What you need to do: Your job is to restate each entry word for word.

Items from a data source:
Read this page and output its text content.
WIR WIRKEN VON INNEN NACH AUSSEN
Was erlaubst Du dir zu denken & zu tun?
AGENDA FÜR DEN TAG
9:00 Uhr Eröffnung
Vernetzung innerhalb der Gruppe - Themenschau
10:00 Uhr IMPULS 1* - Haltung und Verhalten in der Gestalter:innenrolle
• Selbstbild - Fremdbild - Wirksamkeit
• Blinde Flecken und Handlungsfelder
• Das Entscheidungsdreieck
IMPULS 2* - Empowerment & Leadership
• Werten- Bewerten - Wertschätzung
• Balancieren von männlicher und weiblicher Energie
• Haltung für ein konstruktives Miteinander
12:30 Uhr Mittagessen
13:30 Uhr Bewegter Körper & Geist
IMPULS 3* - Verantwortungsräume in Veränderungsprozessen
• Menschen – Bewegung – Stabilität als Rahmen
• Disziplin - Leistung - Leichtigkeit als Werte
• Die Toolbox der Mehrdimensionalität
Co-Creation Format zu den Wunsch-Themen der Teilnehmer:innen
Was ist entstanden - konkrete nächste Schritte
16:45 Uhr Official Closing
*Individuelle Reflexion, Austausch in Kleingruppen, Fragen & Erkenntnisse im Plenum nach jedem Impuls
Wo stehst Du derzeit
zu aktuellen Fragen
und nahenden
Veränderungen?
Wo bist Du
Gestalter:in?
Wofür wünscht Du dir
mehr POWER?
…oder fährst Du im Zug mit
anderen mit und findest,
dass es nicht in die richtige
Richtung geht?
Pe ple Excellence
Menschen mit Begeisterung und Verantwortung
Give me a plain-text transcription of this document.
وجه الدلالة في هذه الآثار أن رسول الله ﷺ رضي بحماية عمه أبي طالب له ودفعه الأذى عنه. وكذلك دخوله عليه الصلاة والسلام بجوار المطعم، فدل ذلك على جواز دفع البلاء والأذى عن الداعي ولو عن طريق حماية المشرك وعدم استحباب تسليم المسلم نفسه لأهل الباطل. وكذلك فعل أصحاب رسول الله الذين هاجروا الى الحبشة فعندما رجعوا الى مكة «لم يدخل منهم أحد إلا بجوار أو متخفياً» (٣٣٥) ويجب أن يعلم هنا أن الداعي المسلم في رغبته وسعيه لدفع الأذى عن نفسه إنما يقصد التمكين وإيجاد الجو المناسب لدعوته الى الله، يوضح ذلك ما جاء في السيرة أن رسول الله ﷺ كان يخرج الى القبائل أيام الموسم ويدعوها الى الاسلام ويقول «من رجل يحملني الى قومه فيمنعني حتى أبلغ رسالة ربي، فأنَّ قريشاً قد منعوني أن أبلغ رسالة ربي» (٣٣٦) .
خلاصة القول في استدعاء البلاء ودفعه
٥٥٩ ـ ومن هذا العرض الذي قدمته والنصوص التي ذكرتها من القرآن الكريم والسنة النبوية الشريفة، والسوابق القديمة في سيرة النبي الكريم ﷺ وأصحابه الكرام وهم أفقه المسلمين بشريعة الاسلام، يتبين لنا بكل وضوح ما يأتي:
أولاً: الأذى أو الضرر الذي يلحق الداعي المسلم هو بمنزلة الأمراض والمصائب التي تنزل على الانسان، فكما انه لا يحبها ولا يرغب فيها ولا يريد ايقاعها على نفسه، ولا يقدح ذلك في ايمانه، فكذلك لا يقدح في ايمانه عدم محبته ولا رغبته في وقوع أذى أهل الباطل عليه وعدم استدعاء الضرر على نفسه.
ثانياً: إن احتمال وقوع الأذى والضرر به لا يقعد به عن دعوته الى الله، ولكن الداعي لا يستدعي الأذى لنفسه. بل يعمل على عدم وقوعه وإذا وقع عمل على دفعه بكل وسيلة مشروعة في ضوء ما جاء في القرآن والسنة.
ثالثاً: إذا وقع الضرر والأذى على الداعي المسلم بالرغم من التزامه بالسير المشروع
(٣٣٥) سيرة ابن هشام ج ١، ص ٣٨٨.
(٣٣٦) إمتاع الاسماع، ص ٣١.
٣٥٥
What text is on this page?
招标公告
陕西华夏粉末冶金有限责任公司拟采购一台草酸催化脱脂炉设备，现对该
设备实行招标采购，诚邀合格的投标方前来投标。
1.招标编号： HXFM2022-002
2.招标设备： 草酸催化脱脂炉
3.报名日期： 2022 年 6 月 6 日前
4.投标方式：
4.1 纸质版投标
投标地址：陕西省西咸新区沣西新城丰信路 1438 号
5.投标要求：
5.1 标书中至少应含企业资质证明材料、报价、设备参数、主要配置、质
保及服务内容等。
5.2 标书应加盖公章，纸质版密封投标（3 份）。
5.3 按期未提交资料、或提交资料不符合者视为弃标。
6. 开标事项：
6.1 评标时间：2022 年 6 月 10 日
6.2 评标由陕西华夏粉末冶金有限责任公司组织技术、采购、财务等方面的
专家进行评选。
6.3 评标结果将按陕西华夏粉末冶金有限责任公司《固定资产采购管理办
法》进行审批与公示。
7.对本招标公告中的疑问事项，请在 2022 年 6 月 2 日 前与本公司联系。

Output below:
Read this page and output its text content.
WIR WIRKEN VON INNEN NACH AUSSEN
Was erlaubst Du dir zu denken & zu tun?
AGENDA FÜR DEN TAG
9:00 Uhr Eröffnung
Vernetzung innerhalb der Gruppe - Themenschau
10:00 Uhr IMPULS 1* - Haltung und Verhalten in der Gestalter:innenrolle
• Selbstbild - Fremdbild - Wirksamkeit
• Blinde Flecken und Handlungsfelder
• Das Entscheidungsdreieck
IMPULS 2* - Empowerment & Leadership
• Werten- Bewerten - Wertschätzung
• Balancieren von männlicher und weiblicher Energie
• Haltung für ein konstruktives Miteinander
12:30 Uhr Mittagessen
13:30 Uhr Bewegter Körper & Geist
IMPULS 3* - Verantwortungsräume in Veränderungsprozessen
• Menschen – Bewegung – Stabilität als Rahmen
• Disziplin - Leistung - Leichtigkeit als Werte
• Die Toolbox der Mehrdimensionalität
Co-Creation Format zu den Wunsch-Themen der Teilnehmer:innen
Was ist entstanden - konkrete nächste Schritte
16:45 Uhr Official Closing
*Individuelle Reflexion, Austausch in Kleingruppen, Fragen & Erkenntnisse im Plenum nach jedem Impuls
Wo stehst Du derzeit
zu aktuellen Fragen
und nahenden
Veränderungen?
Wo bist Du
Gestalter:in?
Wofür wünscht Du dir
mehr POWER?
…oder fährst Du im Zug mit
anderen mit und findest,
dass es nicht in die richtige
Richtung geht?
Pe ple Excellence
Menschen mit Begeisterung und Verantwortung
Give me a plain-text transcription of this document.
وجه الدلالة في هذه الآثار أن رسول الله ﷺ رضي بحماية عمه أبي طالب له ودفعه الأذى عنه. وكذلك دخوله عليه الصلاة والسلام بجوار المطعم، فدل ذلك على جواز دفع البلاء والأذى عن الداعي ولو عن طريق حماية المشرك وعدم استحباب تسليم المسلم نفسه لأهل الباطل. وكذلك فعل أصحاب رسول الله الذين هاجروا الى الحبشة فعندما رجعوا الى مكة «لم يدخل منهم أحد إلا بجوار أو متخفياً» (٣٣٥) ويجب أن يعلم هنا أن الداعي المسلم في رغبته وسعيه لدفع الأذى عن نفسه إنما يقصد التمكين وإيجاد الجو المناسب لدعوته الى الله، يوضح ذلك ما جاء في السيرة أن رسول الله ﷺ كان يخرج الى القبائل أيام الموسم ويدعوها الى الاسلام ويقول «من رجل يحملني الى قومه فيمنعني حتى أبلغ رسالة ربي، فأنَّ قريشاً قد منعوني أن أبلغ رسالة ربي» (٣٣٦) .
خلاصة القول في استدعاء البلاء ودفعه
٥٥٩ ـ ومن هذا العرض الذي قدمته والنصوص التي ذكرتها من القرآن الكريم والسنة النبوية الشريفة، والسوابق القديمة في سيرة النبي الكريم ﷺ وأصحابه الكرام وهم أفقه المسلمين بشريعة الاسلام، يتبين لنا بكل وضوح ما يأتي:
أولاً: الأذى أو الضرر الذي يلحق الداعي المسلم هو بمنزلة الأمراض والمصائب التي تنزل على الانسان، فكما انه لا يحبها ولا يرغب فيها ولا يريد ايقاعها على نفسه، ولا يقدح ذلك في ايمانه، فكذلك لا يقدح في ايمانه عدم محبته ولا رغبته في وقوع أذى أهل الباطل عليه وعدم استدعاء الضرر على نفسه.
ثانياً: إن احتمال وقوع الأذى والضرر به لا يقعد به عن دعوته الى الله، ولكن الداعي لا يستدعي الأذى لنفسه. بل يعمل على عدم وقوعه وإذا وقع عمل على دفعه بكل وسيلة مشروعة في ضوء ما جاء في القرآن والسنة.
ثالثاً: إذا وقع الضرر والأذى على الداعي المسلم بالرغم من التزامه بالسير المشروع
(٣٣٥) سيرة ابن هشام ج ١، ص ٣٨٨.
(٣٣٦) إمتاع الاسماع، ص ٣١.
٣٥٥
What text is on this page?
招标公告
陕西华夏粉末冶金有限责任公司拟采购一台草酸催化脱脂炉设备，现对该
设备实行招标采购，诚邀合格的投标方前来投标。
1.招标编号： HXFM2022-002
2.招标设备： 草酸催化脱脂炉
3.报名日期： 2022 年 6 月 6 日前
4.投标方式：
4.1 纸质版投标
投标地址：陕西省西咸新区沣西新城丰信路 1438 号
5.投标要求：
5.1 标书中至少应含企业资质证明材料、报价、设备参数、主要配置、质
保及服务内容等。
5.2 标书应加盖公章，纸质版密封投标（3 份）。
5.3 按期未提交资料、或提交资料不符合者视为弃标。
6. 开标事项：
6.1 评标时间：2022 年 6 月 10 日
6.2 评标由陕西华夏粉末冶金有限责任公司组织技术、采购、财务等方面的
专家进行评选。
6.3 评标结果将按陕西华夏粉末冶金有限责任公司《固定资产采购管理办
法》进行审批与公示。
7.对本招标公告中的疑问事项，请在 2022 年 6 月 2 日 前与本公司联系。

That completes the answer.